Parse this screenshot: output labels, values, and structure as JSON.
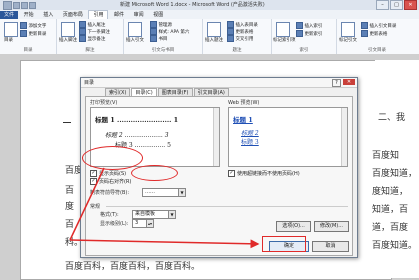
{
  "window": {
    "title": "新建 Microsoft Word 1.docx - Microsoft Word (产品激活失败)",
    "minimize": "–",
    "maximize": "□",
    "close": "✕"
  },
  "tabs": [
    "文件",
    "开始",
    "插入",
    "页面布局",
    "引用",
    "邮件",
    "审阅",
    "视图"
  ],
  "ribbon": {
    "groups": [
      {
        "label": "目录",
        "big": "目录",
        "items": [
          "添加文字",
          "更新目录"
        ]
      },
      {
        "label": "脚注",
        "big": "插入脚注",
        "items": [
          "插入尾注",
          "下一条脚注",
          "显示备注"
        ]
      },
      {
        "label": "引文与书目",
        "big": "插入引文",
        "items": [
          "管理源",
          "样式: APA 第六",
          "书目"
        ]
      },
      {
        "label": "题注",
        "big": "插入题注",
        "items": [
          "插入表目录",
          "更新表格",
          "交叉引用"
        ]
      },
      {
        "label": "索引",
        "big": "标记索引项",
        "items": [
          "插入索引",
          "更新索引"
        ]
      },
      {
        "label": "引文目录",
        "big": "标记引文",
        "items": [
          "插入引文目录",
          "更新表格"
        ]
      }
    ]
  },
  "document": {
    "heading_right": "二、我",
    "left_lines": [
      "百度",
      "百",
      "度",
      "百",
      "百",
      "科。",
      "百度百科，百度百科，百度百科。"
    ],
    "right_lines": [
      "百度知",
      "百度知道，",
      "度知道，",
      "知道，百",
      "道，百度",
      "百度知道。"
    ]
  },
  "dialog": {
    "title": "目录",
    "help": "?",
    "close": "✕",
    "tabs": [
      "索引(X)",
      "目录(C)",
      "图表目录(F)",
      "引文目录(A)"
    ],
    "print_preview_label": "打印预览(V)",
    "web_preview_label": "Web 预览(W)",
    "toc_preview": [
      {
        "text": "标题 1",
        "page": "1"
      },
      {
        "text": "标题 2",
        "page": "3"
      },
      {
        "text": "标题 3",
        "page": "5"
      }
    ],
    "web_preview": [
      "标题 1",
      "标题 2",
      "标题 3"
    ],
    "show_page_numbers": "显示页码(S)",
    "right_align_page_numbers": "页码右对齐(R)",
    "use_hyperlinks": "使用超链接而不使用页码(H)",
    "tab_leader_label": "制表符前导符(B):",
    "tab_leader_value": "……",
    "general_label": "常规",
    "formats_label": "格式(T):",
    "formats_value": "来自模板",
    "levels_label": "显示级别(L):",
    "levels_value": "3",
    "options_button": "选项(O)...",
    "modify_button": "修改(M)...",
    "ok_button": "确定",
    "cancel_button": "取消"
  },
  "colors": {
    "accent": "#2b579a",
    "annotation": "#e02a2a",
    "link": "#1f4fb5"
  }
}
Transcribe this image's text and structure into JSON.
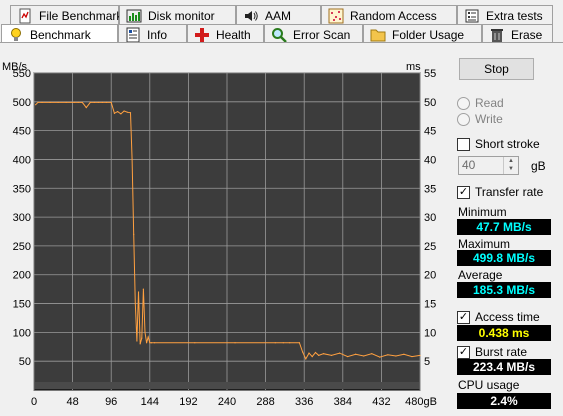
{
  "tabs_row1": [
    {
      "label": "File Benchmark",
      "icon": "file-benchmark-icon"
    },
    {
      "label": "Disk monitor",
      "icon": "disk-monitor-icon"
    },
    {
      "label": "AAM",
      "icon": "speaker-icon"
    },
    {
      "label": "Random Access",
      "icon": "random-access-icon"
    },
    {
      "label": "Extra tests",
      "icon": "extra-tests-icon"
    }
  ],
  "tabs_row2": [
    {
      "label": "Benchmark",
      "icon": "lightbulb-icon",
      "active": true
    },
    {
      "label": "Info",
      "icon": "info-icon"
    },
    {
      "label": "Health",
      "icon": "health-cross-icon"
    },
    {
      "label": "Error Scan",
      "icon": "magnifier-icon"
    },
    {
      "label": "Folder Usage",
      "icon": "folder-icon"
    },
    {
      "label": "Erase",
      "icon": "trash-icon"
    }
  ],
  "controls": {
    "stop_label": "Stop",
    "read_label": "Read",
    "write_label": "Write",
    "short_stroke_label": "Short stroke",
    "stroke_value": "40",
    "stroke_unit": "gB",
    "transfer_rate_label": "Transfer rate",
    "access_time_label": "Access time",
    "burst_rate_label": "Burst rate"
  },
  "stats": {
    "minimum_label": "Minimum",
    "minimum_value": "47.7 MB/s",
    "maximum_label": "Maximum",
    "maximum_value": "499.8 MB/s",
    "average_label": "Average",
    "average_value": "185.3 MB/s",
    "access_time_value": "0.438 ms",
    "burst_rate_value": "223.4 MB/s",
    "cpu_label": "CPU usage",
    "cpu_value": "2.4%"
  },
  "colors": {
    "plot_bg": "#3c3c3c",
    "grid": "#9a9a9a",
    "transfer_line": "#ffa040",
    "value_bg": "#000000"
  },
  "chart_data": {
    "type": "line",
    "ylabel": "MB/s",
    "y2label": "ms",
    "xlabel_unit": "gB",
    "xlim": [
      0,
      480
    ],
    "ylim": [
      0,
      550
    ],
    "y2lim": [
      0,
      55
    ],
    "x_ticks": [
      "0",
      "48",
      "96",
      "144",
      "192",
      "240",
      "288",
      "336",
      "384",
      "432",
      "480gB"
    ],
    "y_ticks": [
      "50",
      "100",
      "150",
      "200",
      "250",
      "300",
      "350",
      "400",
      "450",
      "500",
      "550"
    ],
    "y2_ticks": [
      "5",
      "10",
      "15",
      "20",
      "25",
      "30",
      "35",
      "40",
      "45",
      "50",
      "55"
    ],
    "grid": true,
    "series": [
      {
        "name": "Transfer rate",
        "color": "#ffa040",
        "x": [
          2,
          5,
          10,
          20,
          30,
          40,
          50,
          55,
          60,
          65,
          70,
          75,
          80,
          85,
          90,
          96,
          100,
          104,
          108,
          112,
          116,
          120,
          122,
          124,
          126,
          128,
          130,
          132,
          134,
          136,
          138,
          140,
          142,
          144,
          146,
          150,
          200,
          250,
          300,
          310,
          318,
          330,
          334,
          338,
          342,
          346,
          350,
          354,
          360,
          370,
          380,
          390,
          400,
          410,
          420,
          430,
          440,
          450,
          460,
          470,
          480
        ],
        "y": [
          495,
          499,
          499,
          499,
          499,
          499,
          499,
          499,
          499,
          490,
          499,
          499,
          499,
          499,
          499,
          499,
          480,
          483,
          479,
          484,
          482,
          481,
          400,
          270,
          150,
          85,
          170,
          80,
          90,
          175,
          100,
          82,
          92,
          82,
          82,
          82,
          82,
          82,
          82,
          82,
          82,
          82,
          66,
          54,
          64,
          58,
          65,
          60,
          63,
          60,
          64,
          58,
          62,
          59,
          63,
          57,
          61,
          59,
          62,
          58,
          60
        ]
      }
    ]
  }
}
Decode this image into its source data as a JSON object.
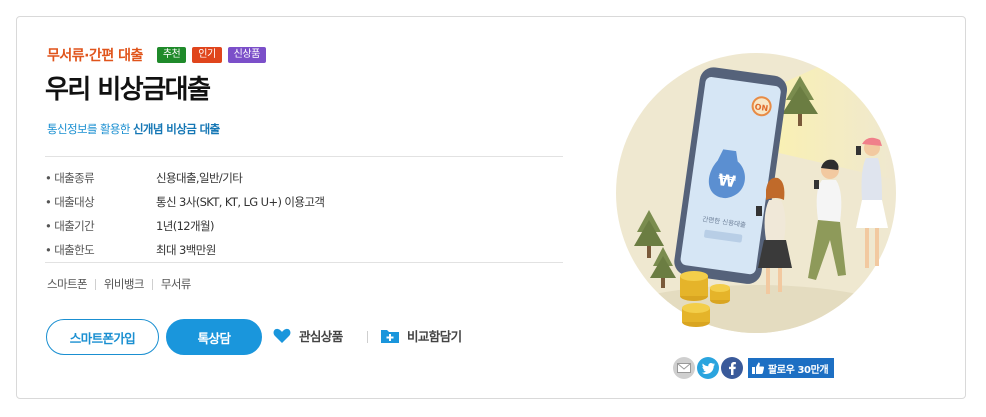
{
  "product": {
    "category": "무서류·간편 대출",
    "badges": [
      {
        "label": "추천",
        "color": "#1f8a2a"
      },
      {
        "label": "인기",
        "color": "#e0451c"
      },
      {
        "label": "신상품",
        "color": "#7b4fc9"
      }
    ],
    "title": "우리 비상금대출",
    "subtitle_prefix": "통신정보를 활용한 ",
    "subtitle_emphasis": "신개념 비상금 대출"
  },
  "specs": [
    {
      "label": "대출종류",
      "value": "신용대출,일반/기타"
    },
    {
      "label": "대출대상",
      "value": "통신 3사(SKT, KT, LG U+) 이용고객"
    },
    {
      "label": "대출기간",
      "value": "1년(12개월)"
    },
    {
      "label": "대출한도",
      "value": "최대 3백만원"
    }
  ],
  "tags": [
    "스마트폰",
    "위비뱅크",
    "무서류"
  ],
  "buttons": {
    "join": "스마트폰가입",
    "consult": "톡상담",
    "favorite": "관심상품",
    "compare": "비교함담기"
  },
  "share": {
    "follow_label": "팔로우 30만개"
  },
  "illustration": {
    "phone_on_label": "ON",
    "won_symbol": "₩",
    "phone_caption": "간편한 신용대출"
  },
  "colors": {
    "accent_blue": "#1a96dc",
    "accent_orange": "#e0541b",
    "twitter": "#2aa4de",
    "facebook": "#3a5a9a",
    "mail": "#b9b9b9"
  }
}
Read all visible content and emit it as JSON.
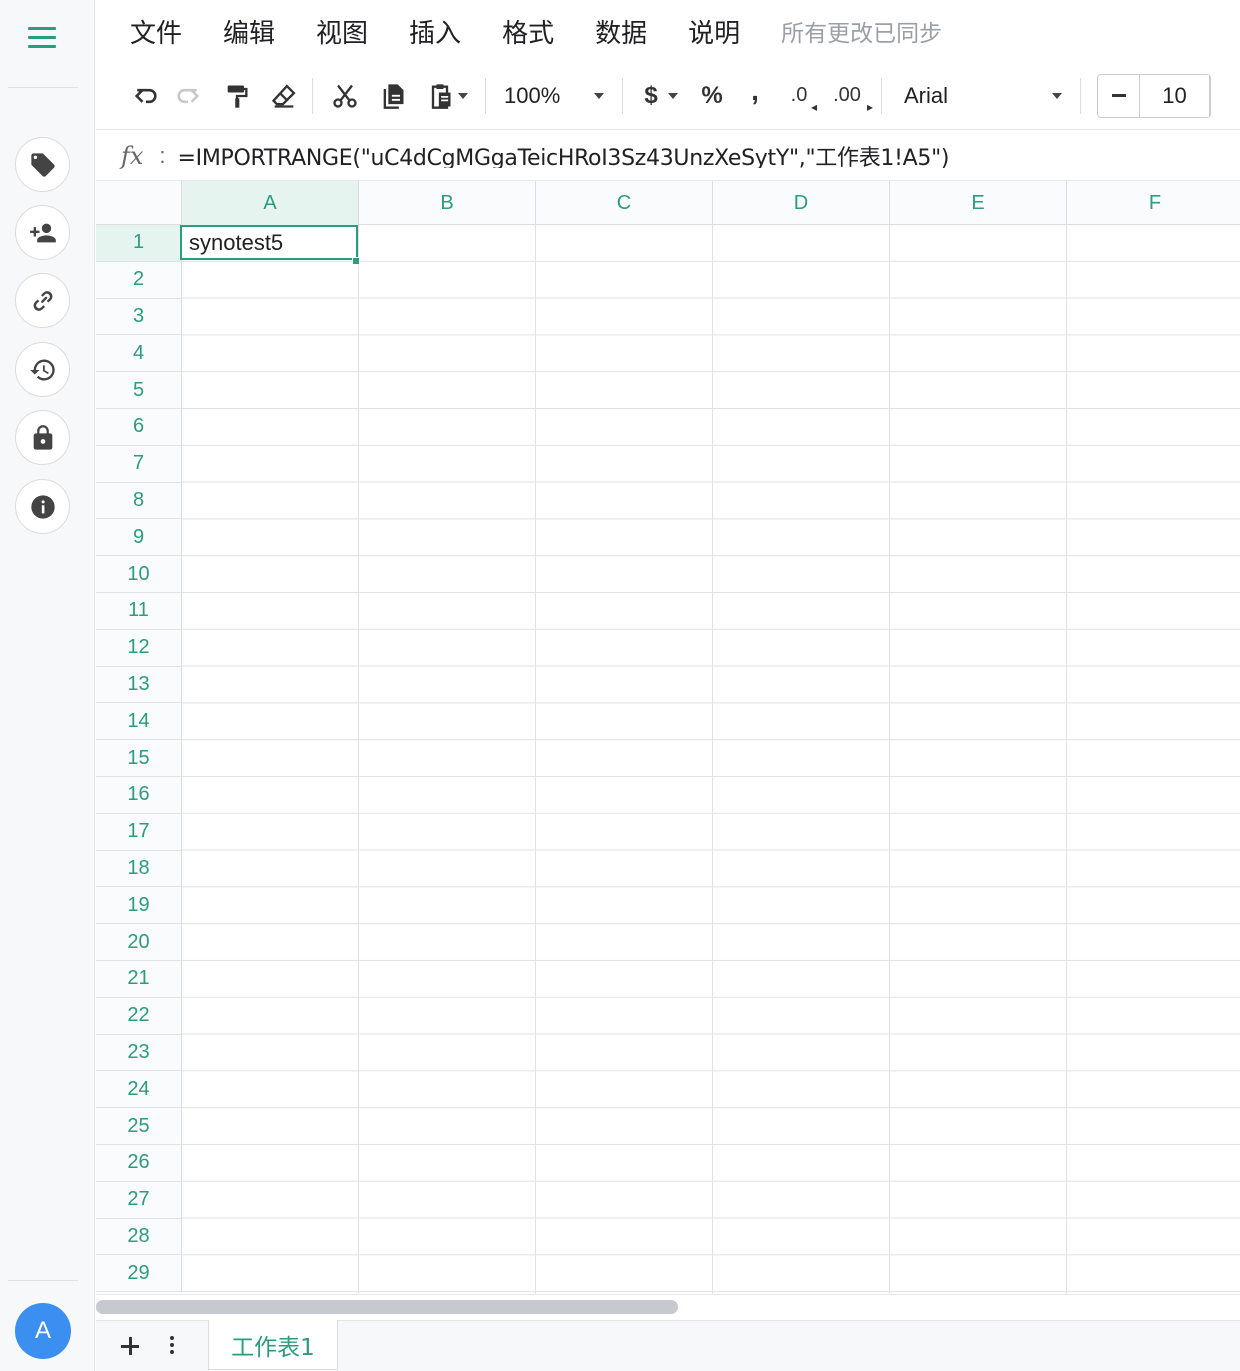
{
  "menubar": {
    "items": [
      "文件",
      "编辑",
      "视图",
      "插入",
      "格式",
      "数据",
      "说明"
    ],
    "sync_status": "所有更改已同步"
  },
  "toolbar": {
    "zoom": "100%",
    "currency_symbol": "$",
    "percent_symbol": "%",
    "comma_symbol": ",",
    "decrease_decimal": ".0",
    "increase_decimal": ".00",
    "font_family": "Arial",
    "font_size": "10"
  },
  "formula_bar": {
    "fx_label": "fx",
    "colon": ":",
    "formula": "=IMPORTRANGE(\"uC4dCgMGgaTeicHRoI3Sz43UnzXeSytY\",\"工作表1!A5\")"
  },
  "grid": {
    "columns": [
      "A",
      "B",
      "C",
      "D",
      "E",
      "F"
    ],
    "rows": [
      "1",
      "2",
      "3",
      "4",
      "5",
      "6",
      "7",
      "8",
      "9",
      "10",
      "11",
      "12",
      "13",
      "14",
      "15",
      "16",
      "17",
      "18",
      "19",
      "20",
      "21",
      "22",
      "23",
      "24",
      "25",
      "26",
      "27",
      "28",
      "29"
    ],
    "active_cell": {
      "ref": "A1",
      "value": "synotest5"
    }
  },
  "sidebar": {
    "icons": [
      "tag-icon",
      "add-user-icon",
      "link-icon",
      "history-icon",
      "lock-icon",
      "info-icon"
    ],
    "avatar_letter": "A"
  },
  "sheets": {
    "tabs": [
      "工作表1"
    ]
  },
  "colors": {
    "accent": "#2a9d7c",
    "avatar": "#3a8ff0"
  }
}
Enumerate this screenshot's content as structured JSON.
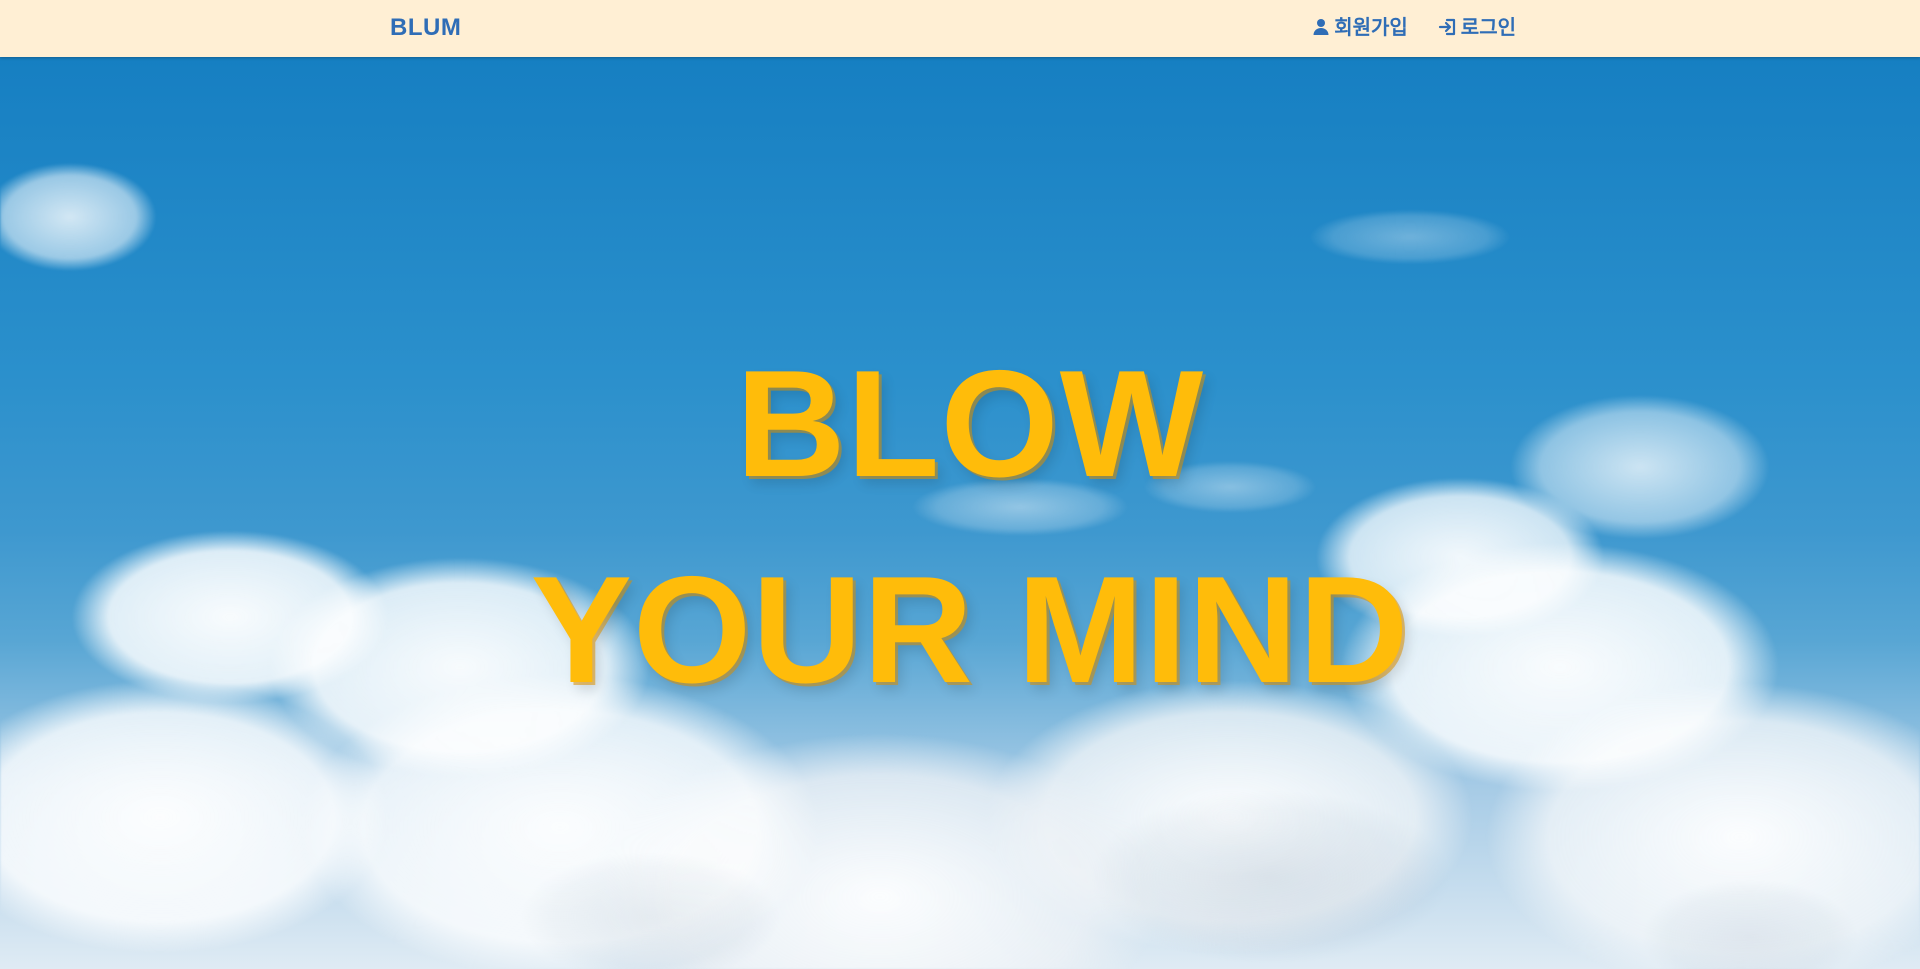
{
  "navbar": {
    "brand": "BLUM",
    "signup_label": "회원가입",
    "login_label": "로그인",
    "icons": {
      "signup": "user-icon",
      "login": "sign-in-icon"
    }
  },
  "hero": {
    "headline": "BLOW YOUR MIND"
  },
  "colors": {
    "navbar_bg": "#FFEFD4",
    "nav_text": "#2F6DB6",
    "headline": "#FFBC0A"
  }
}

== Work to do ==
Scan the material and collect every line that contains "screenshot".

== Result for this exercise ==
Parse this screenshot: output labels, values, and structure as JSON.
Enumerate this screenshot's content as structured JSON.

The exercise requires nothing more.